AIM OF THE EXERCISE:
Pictures within the data are to be left out; everything else must be reproduced exactly.

(Stored data entries)
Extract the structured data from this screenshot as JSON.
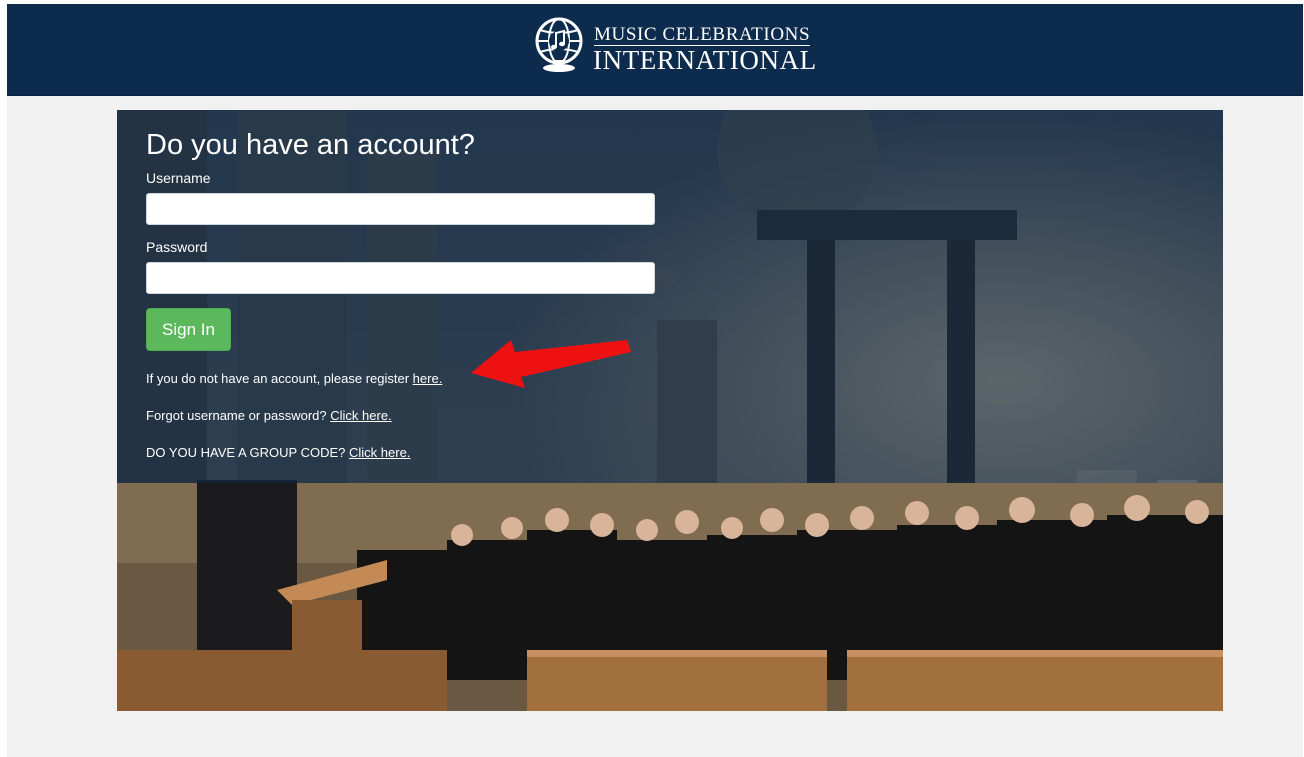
{
  "header": {
    "logo_line1": "MUSIC CELEBRATIONS",
    "logo_line2": "INTERNATIONAL"
  },
  "login": {
    "title": "Do you have an account?",
    "username_label": "Username",
    "username_value": "",
    "password_label": "Password",
    "password_value": "",
    "signin_label": "Sign In",
    "register_text": "If you do not have an account, please register ",
    "register_link": "here.",
    "forgot_text": "Forgot username or password? ",
    "forgot_link": "Click here.",
    "group_code_text": "DO YOU HAVE A GROUP CODE? ",
    "group_code_link": "Click here."
  },
  "colors": {
    "header_bg": "#0d2c4d",
    "signin_button": "#5cb85c",
    "annotation_arrow": "#ee1111"
  }
}
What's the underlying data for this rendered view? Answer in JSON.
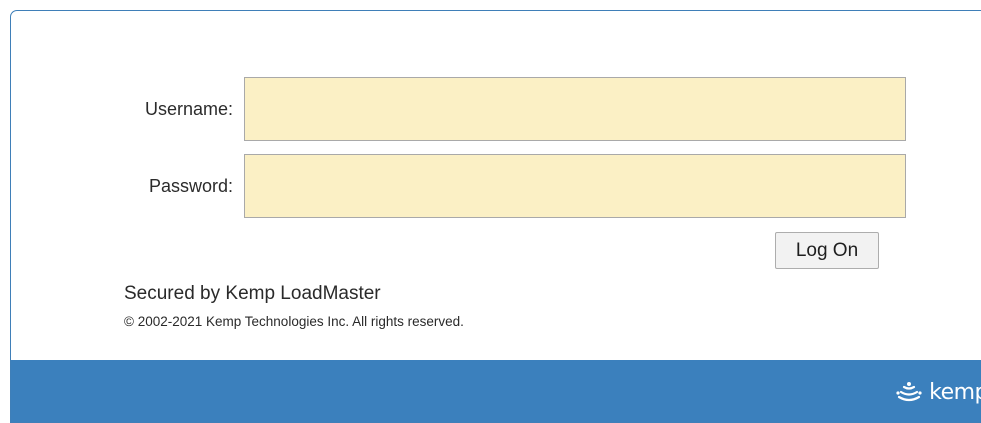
{
  "form": {
    "username_label": "Username:",
    "username_value": "",
    "password_label": "Password:",
    "password_value": "",
    "logon_label": "Log On"
  },
  "footer": {
    "secured_text": "Secured by Kemp LoadMaster",
    "copyright_text": "© 2002-2021 Kemp Technologies Inc. All rights reserved.",
    "brand_text": "kemp",
    "brand_icon": "kemp-logo-icon"
  },
  "colors": {
    "accent": "#3b80bd",
    "input_bg": "#fbf0c5"
  }
}
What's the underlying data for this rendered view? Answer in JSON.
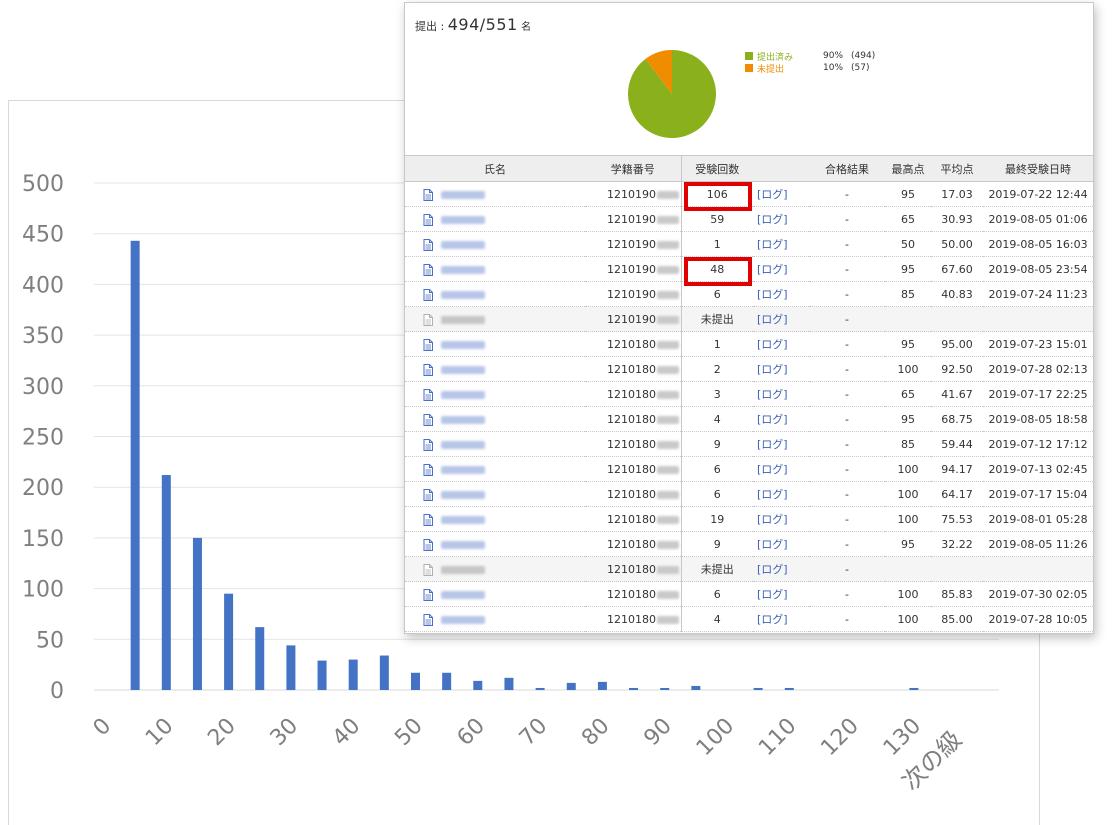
{
  "chart_data": {
    "type": "bar",
    "xlabel": "",
    "ylabel": "",
    "ylim": [
      0,
      500
    ],
    "yticks": [
      0,
      50,
      100,
      150,
      200,
      250,
      300,
      350,
      400,
      450,
      500
    ],
    "xticks": [
      "0",
      "10",
      "20",
      "30",
      "40",
      "50",
      "60",
      "70",
      "80",
      "90",
      "100",
      "110",
      "120",
      "130",
      "次の級"
    ],
    "categories": [
      5,
      10,
      15,
      20,
      25,
      30,
      35,
      40,
      45,
      50,
      55,
      60,
      65,
      70,
      75,
      80,
      85,
      90,
      95,
      100,
      105,
      110,
      115,
      120,
      125,
      130,
      135
    ],
    "values": [
      443,
      212,
      150,
      95,
      62,
      44,
      29,
      30,
      34,
      17,
      17,
      9,
      12,
      2,
      7,
      8,
      2,
      2,
      4,
      0,
      2,
      2,
      0,
      0,
      0,
      2,
      0
    ],
    "grid": true,
    "bar_color": "#4472c4"
  },
  "panel": {
    "summary_label": "提出 :",
    "summary_count": "494/551",
    "summary_unit": "名",
    "pie": {
      "submitted": {
        "label": "提出済み",
        "percent": "90%",
        "count": "(494)",
        "color": "#8ab01c",
        "value": 494
      },
      "not_submitted": {
        "label": "未提出",
        "percent": "10%",
        "count": "(57)",
        "color": "#f08c00",
        "value": 57
      }
    },
    "table": {
      "headers": {
        "name": "氏名",
        "student_id": "学籍番号",
        "attempts": "受験回数",
        "result": "合格結果",
        "max": "最高点",
        "avg": "平均点",
        "last": "最終受験日時"
      },
      "rows": [
        {
          "id": "1210190",
          "count": "106",
          "log": "[ログ]",
          "result": "-",
          "max": "95",
          "avg": "17.03",
          "last": "2019-07-22 12:44",
          "submitted": true
        },
        {
          "id": "1210190",
          "count": "59",
          "log": "[ログ]",
          "result": "-",
          "max": "65",
          "avg": "30.93",
          "last": "2019-08-05 01:06",
          "submitted": true
        },
        {
          "id": "1210190",
          "count": "1",
          "log": "[ログ]",
          "result": "-",
          "max": "50",
          "avg": "50.00",
          "last": "2019-08-05 16:03",
          "submitted": true
        },
        {
          "id": "1210190",
          "count": "48",
          "log": "[ログ]",
          "result": "-",
          "max": "95",
          "avg": "67.60",
          "last": "2019-08-05 23:54",
          "submitted": true
        },
        {
          "id": "1210190",
          "count": "6",
          "log": "[ログ]",
          "result": "-",
          "max": "85",
          "avg": "40.83",
          "last": "2019-07-24 11:23",
          "submitted": true
        },
        {
          "id": "1210190",
          "count": "未提出",
          "log": "[ログ]",
          "result": "-",
          "max": "",
          "avg": "",
          "last": "",
          "submitted": false
        },
        {
          "id": "1210180",
          "count": "1",
          "log": "[ログ]",
          "result": "-",
          "max": "95",
          "avg": "95.00",
          "last": "2019-07-23 15:01",
          "submitted": true
        },
        {
          "id": "1210180",
          "count": "2",
          "log": "[ログ]",
          "result": "-",
          "max": "100",
          "avg": "92.50",
          "last": "2019-07-28 02:13",
          "submitted": true
        },
        {
          "id": "1210180",
          "count": "3",
          "log": "[ログ]",
          "result": "-",
          "max": "65",
          "avg": "41.67",
          "last": "2019-07-17 22:25",
          "submitted": true
        },
        {
          "id": "1210180",
          "count": "4",
          "log": "[ログ]",
          "result": "-",
          "max": "95",
          "avg": "68.75",
          "last": "2019-08-05 18:58",
          "submitted": true
        },
        {
          "id": "1210180",
          "count": "9",
          "log": "[ログ]",
          "result": "-",
          "max": "85",
          "avg": "59.44",
          "last": "2019-07-12 17:12",
          "submitted": true
        },
        {
          "id": "1210180",
          "count": "6",
          "log": "[ログ]",
          "result": "-",
          "max": "100",
          "avg": "94.17",
          "last": "2019-07-13 02:45",
          "submitted": true
        },
        {
          "id": "1210180",
          "count": "6",
          "log": "[ログ]",
          "result": "-",
          "max": "100",
          "avg": "64.17",
          "last": "2019-07-17 15:04",
          "submitted": true
        },
        {
          "id": "1210180",
          "count": "19",
          "log": "[ログ]",
          "result": "-",
          "max": "100",
          "avg": "75.53",
          "last": "2019-08-01 05:28",
          "submitted": true
        },
        {
          "id": "1210180",
          "count": "9",
          "log": "[ログ]",
          "result": "-",
          "max": "95",
          "avg": "32.22",
          "last": "2019-08-05 11:26",
          "submitted": true
        },
        {
          "id": "1210180",
          "count": "未提出",
          "log": "[ログ]",
          "result": "-",
          "max": "",
          "avg": "",
          "last": "",
          "submitted": false
        },
        {
          "id": "1210180",
          "count": "6",
          "log": "[ログ]",
          "result": "-",
          "max": "100",
          "avg": "85.83",
          "last": "2019-07-30 02:05",
          "submitted": true
        },
        {
          "id": "1210180",
          "count": "4",
          "log": "[ログ]",
          "result": "-",
          "max": "100",
          "avg": "85.00",
          "last": "2019-07-28 10:05",
          "submitted": true
        }
      ],
      "highlighted_rows": [
        0,
        3
      ],
      "highlight_color": "#e00000",
      "link_color": "#3a5fb5"
    }
  }
}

SOLUTION TO THE EXERCISE:
Extract the structured data from this screenshot as JSON.
{
  "header": {
    "logo_line1": "MUSIC CELEBRATIONS",
    "logo_line2": "INTERNATIONAL"
  },
  "login": {
    "title": "Do you have an account?",
    "username_label": "Username",
    "username_value": "",
    "password_label": "Password",
    "password_value": "",
    "signin_label": "Sign In",
    "register_text": "If you do not have an account, please register ",
    "register_link": "here.",
    "forgot_text": "Forgot username or password? ",
    "forgot_link": "Click here.",
    "group_code_text": "DO YOU HAVE A GROUP CODE? ",
    "group_code_link": "Click here."
  },
  "colors": {
    "header_bg": "#0d2c4d",
    "signin_button": "#5cb85c",
    "annotation_arrow": "#ee1111"
  }
}
What's the underlying data for this rendered view? Answer in JSON.
{
  "form": {
    "username_label": "Username:",
    "username_value": "",
    "password_label": "Password:",
    "password_value": "",
    "logon_label": "Log On"
  },
  "footer": {
    "secured_text": "Secured by Kemp LoadMaster",
    "copyright_text": "© 2002-2021 Kemp Technologies Inc. All rights reserved.",
    "brand_text": "kemp",
    "brand_icon": "kemp-logo-icon"
  },
  "colors": {
    "accent": "#3b80bd",
    "input_bg": "#fbf0c5"
  }
}
What's the underlying data for this rendered view? Answer in JSON.
{
  "chart_data": {
    "type": "bar",
    "xlabel": "",
    "ylabel": "",
    "ylim": [
      0,
      500
    ],
    "yticks": [
      0,
      50,
      100,
      150,
      200,
      250,
      300,
      350,
      400,
      450,
      500
    ],
    "xticks": [
      "0",
      "10",
      "20",
      "30",
      "40",
      "50",
      "60",
      "70",
      "80",
      "90",
      "100",
      "110",
      "120",
      "130",
      "次の級"
    ],
    "categories": [
      5,
      10,
      15,
      20,
      25,
      30,
      35,
      40,
      45,
      50,
      55,
      60,
      65,
      70,
      75,
      80,
      85,
      90,
      95,
      100,
      105,
      110,
      115,
      120,
      125,
      130,
      135
    ],
    "values": [
      443,
      212,
      150,
      95,
      62,
      44,
      29,
      30,
      34,
      17,
      17,
      9,
      12,
      2,
      7,
      8,
      2,
      2,
      4,
      0,
      2,
      2,
      0,
      0,
      0,
      2,
      0
    ],
    "grid": true,
    "bar_color": "#4472c4"
  },
  "panel": {
    "summary_label": "提出 :",
    "summary_count": "494/551",
    "summary_unit": "名",
    "pie": {
      "submitted": {
        "label": "提出済み",
        "percent": "90%",
        "count": "(494)",
        "color": "#8ab01c",
        "value": 494
      },
      "not_submitted": {
        "label": "未提出",
        "percent": "10%",
        "count": "(57)",
        "color": "#f08c00",
        "value": 57
      }
    },
    "table": {
      "headers": {
        "name": "氏名",
        "student_id": "学籍番号",
        "attempts": "受験回数",
        "result": "合格結果",
        "max": "最高点",
        "avg": "平均点",
        "last": "最終受験日時"
      },
      "rows": [
        {
          "id": "1210190",
          "count": "106",
          "log": "[ログ]",
          "result": "-",
          "max": "95",
          "avg": "17.03",
          "last": "2019-07-22 12:44",
          "submitted": true
        },
        {
          "id": "1210190",
          "count": "59",
          "log": "[ログ]",
          "result": "-",
          "max": "65",
          "avg": "30.93",
          "last": "2019-08-05 01:06",
          "submitted": true
        },
        {
          "id": "1210190",
          "count": "1",
          "log": "[ログ]",
          "result": "-",
          "max": "50",
          "avg": "50.00",
          "last": "2019-08-05 16:03",
          "submitted": true
        },
        {
          "id": "1210190",
          "count": "48",
          "log": "[ログ]",
          "result": "-",
          "max": "95",
          "avg": "67.60",
          "last": "2019-08-05 23:54",
          "submitted": true
        },
        {
          "id": "1210190",
          "count": "6",
          "log": "[ログ]",
          "result": "-",
          "max": "85",
          "avg": "40.83",
          "last": "2019-07-24 11:23",
          "submitted": true
        },
        {
          "id": "1210190",
          "count": "未提出",
          "log": "[ログ]",
          "result": "-",
          "max": "",
          "avg": "",
          "last": "",
          "submitted": false
        },
        {
          "id": "1210180",
          "count": "1",
          "log": "[ログ]",
          "result": "-",
          "max": "95",
          "avg": "95.00",
          "last": "2019-07-23 15:01",
          "submitted": true
        },
        {
          "id": "1210180",
          "count": "2",
          "log": "[ログ]",
          "result": "-",
          "max": "100",
          "avg": "92.50",
          "last": "2019-07-28 02:13",
          "submitted": true
        },
        {
          "id": "1210180",
          "count": "3",
          "log": "[ログ]",
          "result": "-",
          "max": "65",
          "avg": "41.67",
          "last": "2019-07-17 22:25",
          "submitted": true
        },
        {
          "id": "1210180",
          "count": "4",
          "log": "[ログ]",
          "result": "-",
          "max": "95",
          "avg": "68.75",
          "last": "2019-08-05 18:58",
          "submitted": true
        },
        {
          "id": "1210180",
          "count": "9",
          "log": "[ログ]",
          "result": "-",
          "max": "85",
          "avg": "59.44",
          "last": "2019-07-12 17:12",
          "submitted": true
        },
        {
          "id": "1210180",
          "count": "6",
          "log": "[ログ]",
          "result": "-",
          "max": "100",
          "avg": "94.17",
          "last": "2019-07-13 02:45",
          "submitted": true
        },
        {
          "id": "1210180",
          "count": "6",
          "log": "[ログ]",
          "result": "-",
          "max": "100",
          "avg": "64.17",
          "last": "2019-07-17 15:04",
          "submitted": true
        },
        {
          "id": "1210180",
          "count": "19",
          "log": "[ログ]",
          "result": "-",
          "max": "100",
          "avg": "75.53",
          "last": "2019-08-01 05:28",
          "submitted": true
        },
        {
          "id": "1210180",
          "count": "9",
          "log": "[ログ]",
          "result": "-",
          "max": "95",
          "avg": "32.22",
          "last": "2019-08-05 11:26",
          "submitted": true
        },
        {
          "id": "1210180",
          "count": "未提出",
          "log": "[ログ]",
          "result": "-",
          "max": "",
          "avg": "",
          "last": "",
          "submitted": false
        },
        {
          "id": "1210180",
          "count": "6",
          "log": "[ログ]",
          "result": "-",
          "max": "100",
          "avg": "85.83",
          "last": "2019-07-30 02:05",
          "submitted": true
        },
        {
          "id": "1210180",
          "count": "4",
          "log": "[ログ]",
          "result": "-",
          "max": "100",
          "avg": "85.00",
          "last": "2019-07-28 10:05",
          "submitted": true
        }
      ],
      "highlighted_rows": [
        0,
        3
      ],
      "highlight_color": "#e00000",
      "link_color": "#3a5fb5"
    }
  }
}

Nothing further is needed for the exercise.